======== Text section ========
However, if we pause for a closer inspection, the pages (or webpages) of our dictionaries can be very revealing. In representing the common understanding of each and every word, they are infused with the politics of accepted and shunned norms, identities, values and behaviours. Hidden in their seemingly dry definitions is evidence of ideologies, worldviews and timely cultural references.
A dictionary’s primary function – to classify, order and define the common uses of words – sounds simple enough. Yet words and language are not straight forward. They are perpetually changing, unstable, generative and ever-shifting. Each publication of a new dictionary edition signposts not only the development of language but also the shifts occurring in how we think, feel, understand and respond to the world we inhabit. In some ways, we can think of dictionaries as museums of language, but while museums collect cultural artefacts of the past, dictionaries collect words and our use of them across time. Consider these two definitions of marriage:
- The act of uniting a man and woman for life (American Dictionary of the English Language 1928)
======== Data provided ========
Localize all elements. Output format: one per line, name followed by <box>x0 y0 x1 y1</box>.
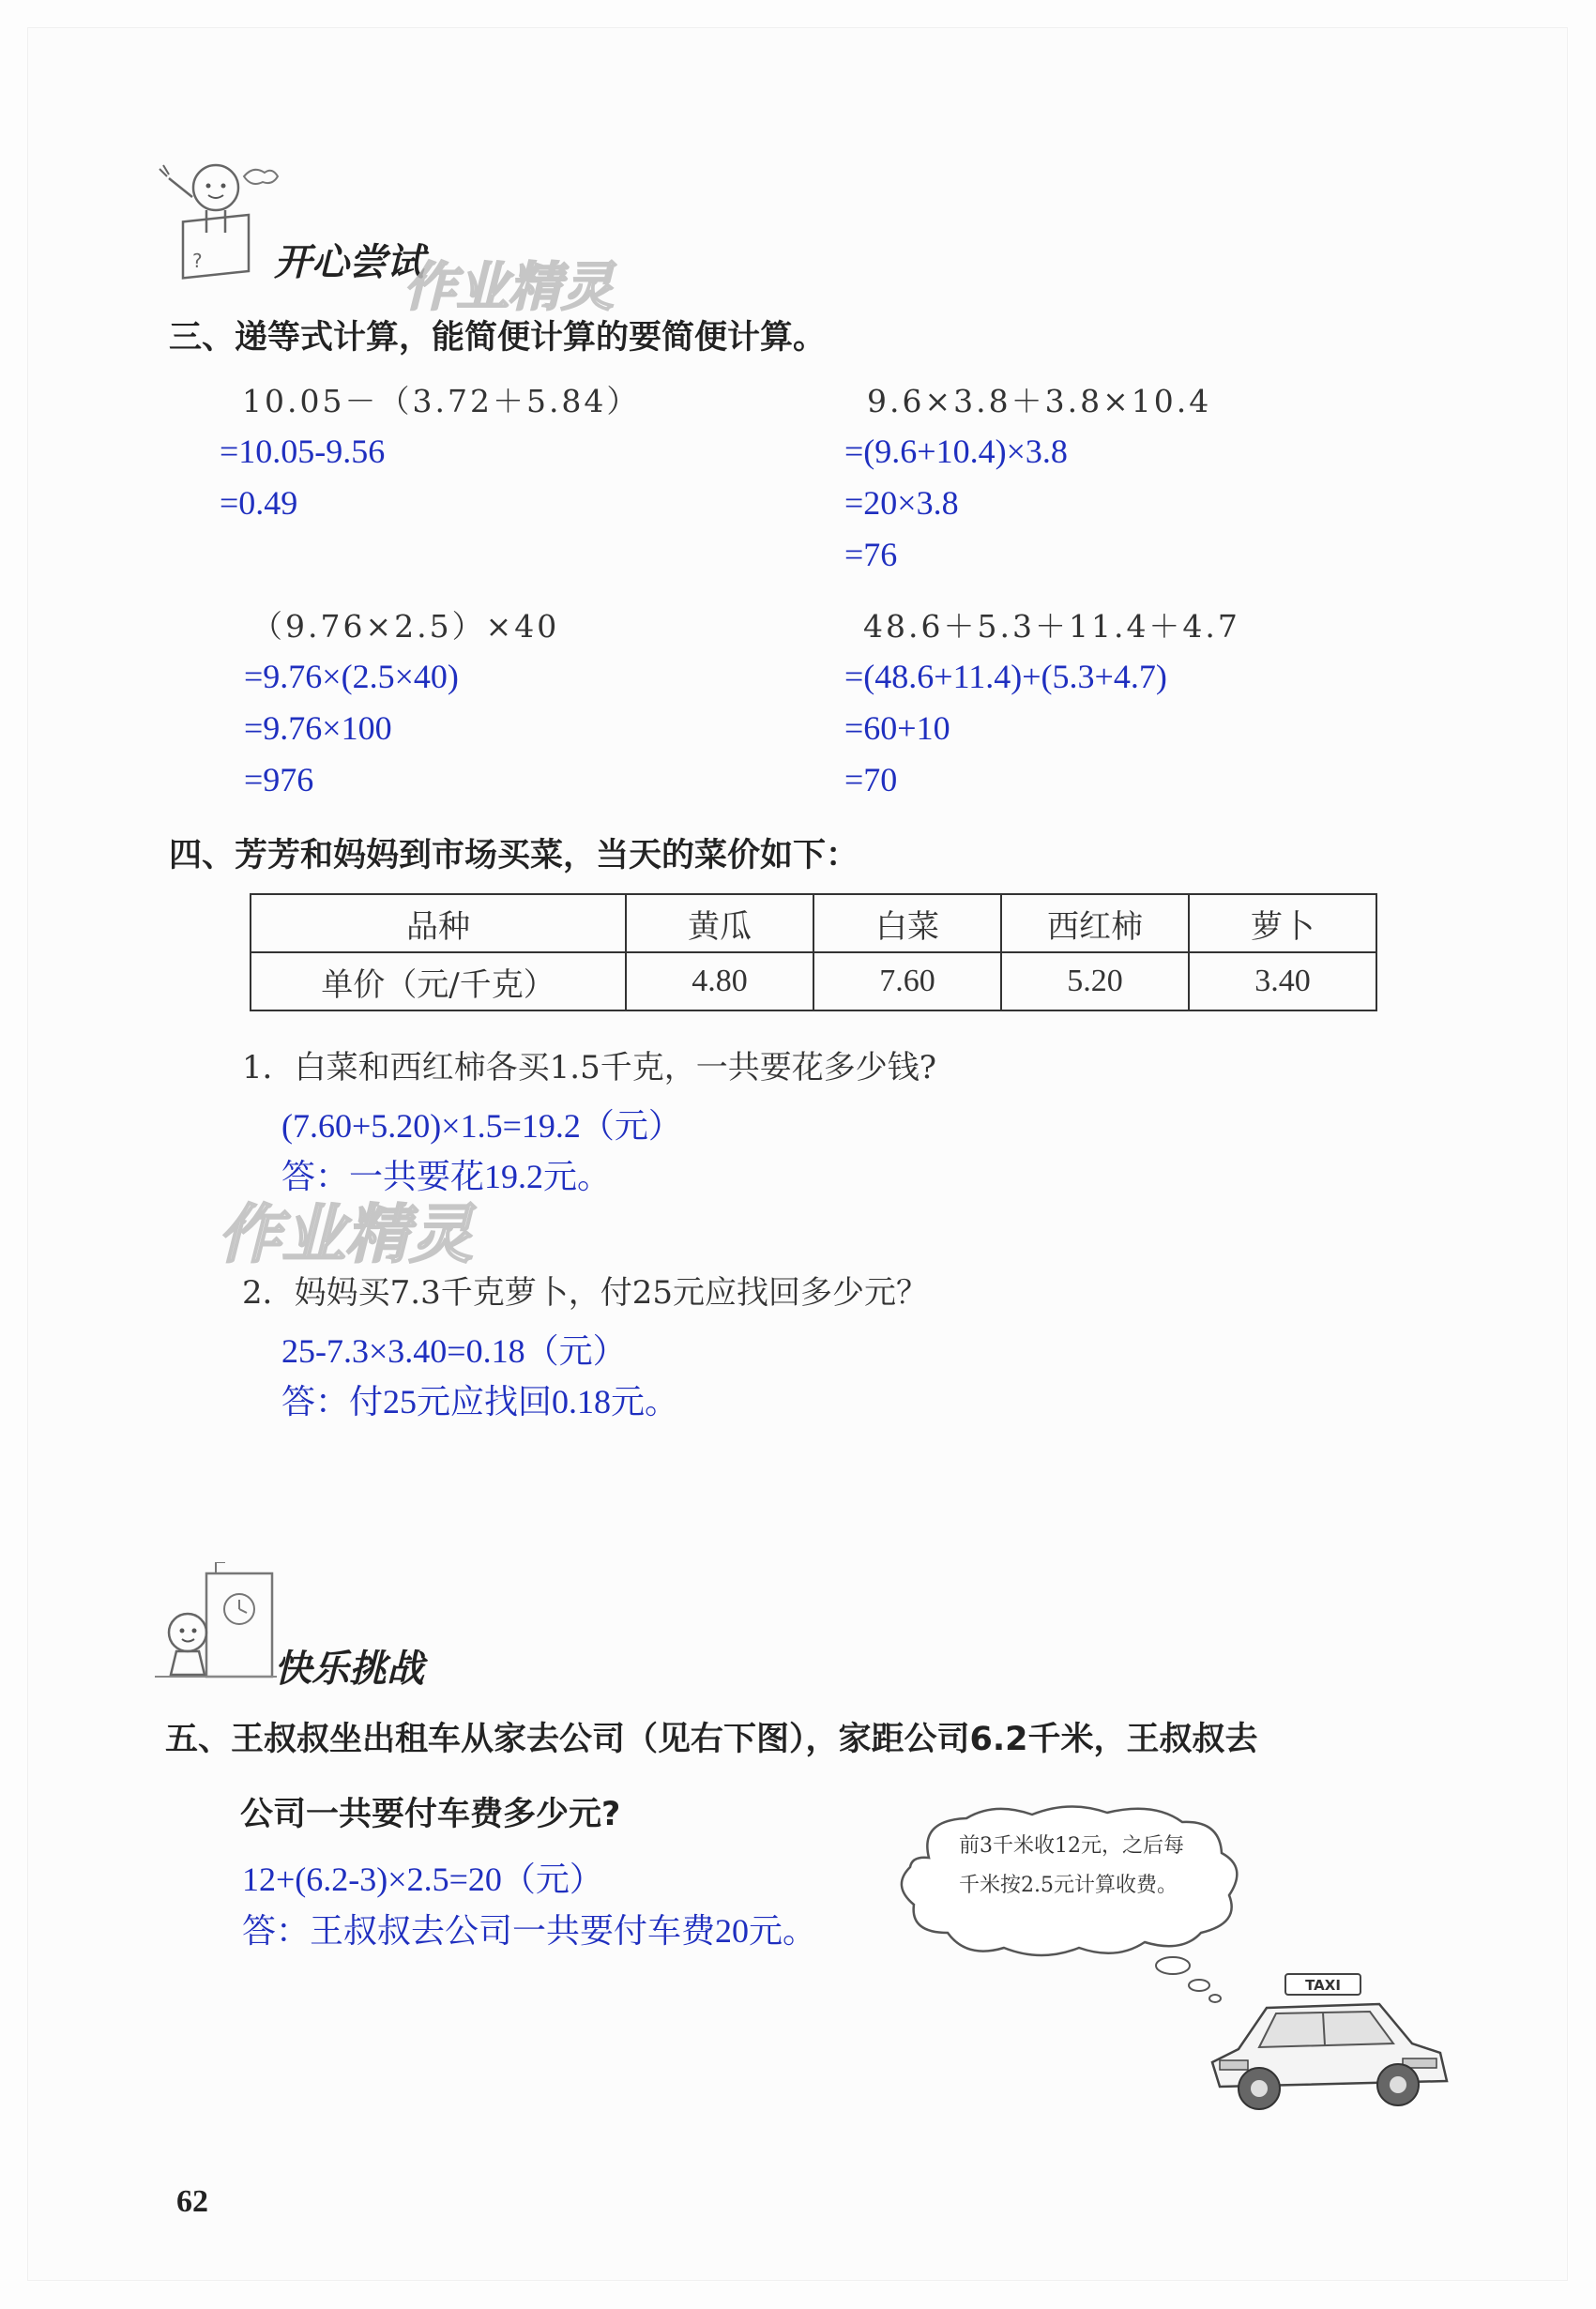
========
Carry on the text about dictionaries from the point where it stops. The data is separate material.

Expected answer:
- The state of being united as spouses in a consensual and contractual relationship recognized by law (Merriam-Webster Online Dictionary, July 2020)
The two definitions differ greatly, with the first reflecting the heteronormativity of the 1920s and the expectation that marriage was forever. The latter definition highlights equality and consent and is inclusive of same-sex marriages, reflecting 21st-century changes in both laws and attitudes towards what kind of love is ‘common’ or legitimate.
Despite their inevitable obsolescence, each contemporary edition of the dictionary is important because words are very powerful. Words can uplift or oppress. They can reveal or conceal. Influence, manipulate, challenge or change. In the essay Politics and the English Language (1946), George Orwell extrapolates on the danger of vagueness when using words. He argues that “the present political chaos is connected with the decay of language, and that one can probably bring about some improvement by starting at the verbal end.” He calls for a deliberateness in using and defining words to affect change. An example of the power of language and definitions to affect change is the reclamation of the word ‘queer’ by the LGBTQIA+ community where the meaning was shifted from something with derogatory connotations to a word that is empowering and uniting.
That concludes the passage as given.